# [WORK TO DO]
Look for "into" in the listing below. Gather each line that contains it.

====== DATA RECORDS

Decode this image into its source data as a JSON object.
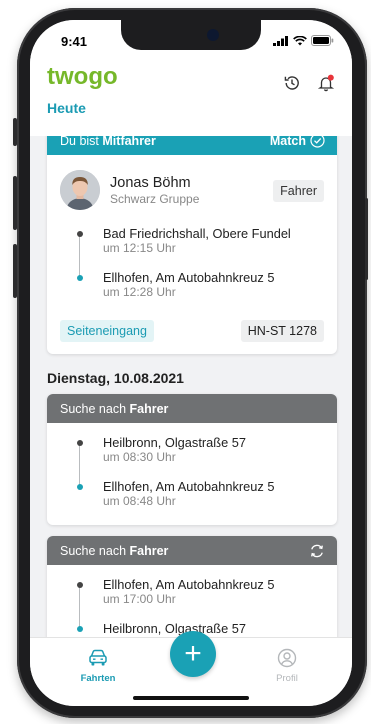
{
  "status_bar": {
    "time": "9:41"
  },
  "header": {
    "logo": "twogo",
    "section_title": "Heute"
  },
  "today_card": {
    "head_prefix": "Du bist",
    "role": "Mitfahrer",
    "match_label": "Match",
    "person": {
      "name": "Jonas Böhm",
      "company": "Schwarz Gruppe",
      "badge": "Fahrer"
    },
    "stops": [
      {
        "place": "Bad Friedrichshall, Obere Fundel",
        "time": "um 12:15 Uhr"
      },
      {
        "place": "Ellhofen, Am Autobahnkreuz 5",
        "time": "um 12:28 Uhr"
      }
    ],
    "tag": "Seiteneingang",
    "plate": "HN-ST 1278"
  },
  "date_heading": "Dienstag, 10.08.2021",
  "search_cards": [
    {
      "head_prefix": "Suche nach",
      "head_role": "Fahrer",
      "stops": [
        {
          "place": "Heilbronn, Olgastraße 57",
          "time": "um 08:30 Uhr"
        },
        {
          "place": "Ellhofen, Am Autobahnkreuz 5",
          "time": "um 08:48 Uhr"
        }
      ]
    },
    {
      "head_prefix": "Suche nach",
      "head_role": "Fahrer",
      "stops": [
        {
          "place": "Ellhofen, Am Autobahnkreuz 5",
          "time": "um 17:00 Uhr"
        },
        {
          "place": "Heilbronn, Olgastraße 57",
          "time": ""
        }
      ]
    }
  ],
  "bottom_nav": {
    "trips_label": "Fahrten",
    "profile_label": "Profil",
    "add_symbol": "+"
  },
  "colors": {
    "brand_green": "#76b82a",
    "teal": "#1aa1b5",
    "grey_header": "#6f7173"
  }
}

============
====== DATA RECORDS

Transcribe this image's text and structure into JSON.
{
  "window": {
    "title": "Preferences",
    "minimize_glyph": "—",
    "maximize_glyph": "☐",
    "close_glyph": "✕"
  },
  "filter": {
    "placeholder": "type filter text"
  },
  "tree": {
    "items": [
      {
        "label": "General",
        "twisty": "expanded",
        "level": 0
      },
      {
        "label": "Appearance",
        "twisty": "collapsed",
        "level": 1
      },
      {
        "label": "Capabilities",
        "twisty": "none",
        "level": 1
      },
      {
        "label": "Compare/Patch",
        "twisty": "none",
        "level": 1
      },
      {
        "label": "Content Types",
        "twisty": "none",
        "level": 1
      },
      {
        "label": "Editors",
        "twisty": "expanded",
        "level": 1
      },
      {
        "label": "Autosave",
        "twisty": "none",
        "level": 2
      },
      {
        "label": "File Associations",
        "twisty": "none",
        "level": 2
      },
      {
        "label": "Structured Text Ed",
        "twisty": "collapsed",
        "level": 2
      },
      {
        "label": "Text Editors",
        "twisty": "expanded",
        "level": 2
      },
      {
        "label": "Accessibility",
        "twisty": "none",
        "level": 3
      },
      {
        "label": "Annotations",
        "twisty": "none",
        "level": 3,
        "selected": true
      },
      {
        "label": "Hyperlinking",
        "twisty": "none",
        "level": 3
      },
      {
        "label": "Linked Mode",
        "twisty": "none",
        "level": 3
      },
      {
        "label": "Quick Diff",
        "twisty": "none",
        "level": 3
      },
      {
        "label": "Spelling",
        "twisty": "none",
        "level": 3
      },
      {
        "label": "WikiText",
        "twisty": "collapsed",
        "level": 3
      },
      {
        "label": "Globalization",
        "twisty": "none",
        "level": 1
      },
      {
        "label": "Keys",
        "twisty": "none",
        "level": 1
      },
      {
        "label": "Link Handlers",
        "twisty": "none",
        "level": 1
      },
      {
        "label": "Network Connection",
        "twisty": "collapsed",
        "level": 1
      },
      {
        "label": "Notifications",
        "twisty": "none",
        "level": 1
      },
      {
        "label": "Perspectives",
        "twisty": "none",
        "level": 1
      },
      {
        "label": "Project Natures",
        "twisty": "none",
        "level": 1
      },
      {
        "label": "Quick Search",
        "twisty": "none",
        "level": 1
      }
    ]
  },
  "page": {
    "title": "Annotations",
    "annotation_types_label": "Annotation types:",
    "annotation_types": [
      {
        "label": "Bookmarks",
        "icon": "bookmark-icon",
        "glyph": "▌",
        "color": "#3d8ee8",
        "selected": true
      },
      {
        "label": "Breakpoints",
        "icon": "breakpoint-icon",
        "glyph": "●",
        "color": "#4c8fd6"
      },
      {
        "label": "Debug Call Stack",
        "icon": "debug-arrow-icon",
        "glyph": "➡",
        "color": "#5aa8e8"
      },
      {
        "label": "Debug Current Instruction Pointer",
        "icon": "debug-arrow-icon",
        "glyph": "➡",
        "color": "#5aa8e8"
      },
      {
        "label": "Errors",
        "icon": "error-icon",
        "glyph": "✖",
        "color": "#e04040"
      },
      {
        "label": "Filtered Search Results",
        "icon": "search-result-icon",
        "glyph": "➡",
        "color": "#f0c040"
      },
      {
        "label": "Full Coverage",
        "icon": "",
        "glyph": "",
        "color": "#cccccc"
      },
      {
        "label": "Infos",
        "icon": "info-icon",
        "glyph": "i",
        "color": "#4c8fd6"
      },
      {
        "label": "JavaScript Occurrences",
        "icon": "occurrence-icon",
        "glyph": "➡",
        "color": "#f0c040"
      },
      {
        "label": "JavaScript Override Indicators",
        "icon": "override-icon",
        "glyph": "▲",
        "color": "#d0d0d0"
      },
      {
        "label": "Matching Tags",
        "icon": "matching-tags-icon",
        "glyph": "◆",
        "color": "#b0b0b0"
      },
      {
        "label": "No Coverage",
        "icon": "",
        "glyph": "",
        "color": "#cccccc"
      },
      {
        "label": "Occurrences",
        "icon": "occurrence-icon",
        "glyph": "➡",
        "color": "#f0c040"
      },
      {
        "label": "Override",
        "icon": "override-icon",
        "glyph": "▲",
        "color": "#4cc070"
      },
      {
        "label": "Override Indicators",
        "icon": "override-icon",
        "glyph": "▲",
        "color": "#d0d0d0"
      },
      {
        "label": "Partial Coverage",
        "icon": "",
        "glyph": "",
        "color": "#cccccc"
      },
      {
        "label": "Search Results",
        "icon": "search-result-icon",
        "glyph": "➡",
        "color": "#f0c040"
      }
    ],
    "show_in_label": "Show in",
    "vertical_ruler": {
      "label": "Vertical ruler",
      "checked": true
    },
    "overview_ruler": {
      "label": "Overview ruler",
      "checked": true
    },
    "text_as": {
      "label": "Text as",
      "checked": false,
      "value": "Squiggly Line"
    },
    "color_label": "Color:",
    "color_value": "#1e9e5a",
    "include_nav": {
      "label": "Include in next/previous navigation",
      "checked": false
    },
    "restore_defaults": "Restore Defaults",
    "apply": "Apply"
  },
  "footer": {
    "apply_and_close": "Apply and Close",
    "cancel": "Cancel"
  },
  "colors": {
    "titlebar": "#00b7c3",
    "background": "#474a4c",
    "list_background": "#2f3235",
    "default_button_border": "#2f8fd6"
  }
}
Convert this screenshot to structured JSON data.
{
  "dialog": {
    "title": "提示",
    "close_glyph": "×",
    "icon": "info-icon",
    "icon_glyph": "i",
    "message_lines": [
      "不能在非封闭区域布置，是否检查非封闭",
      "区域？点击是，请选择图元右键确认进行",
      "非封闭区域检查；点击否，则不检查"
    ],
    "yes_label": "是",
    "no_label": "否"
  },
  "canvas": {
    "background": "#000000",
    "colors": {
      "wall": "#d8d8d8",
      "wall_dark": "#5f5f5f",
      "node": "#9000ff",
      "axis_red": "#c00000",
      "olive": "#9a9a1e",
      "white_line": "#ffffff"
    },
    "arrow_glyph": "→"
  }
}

============

# [FULL OUTPUT]
Decode this image into its source data as a JSON object.
Transcribe this image's text and structure into JSON.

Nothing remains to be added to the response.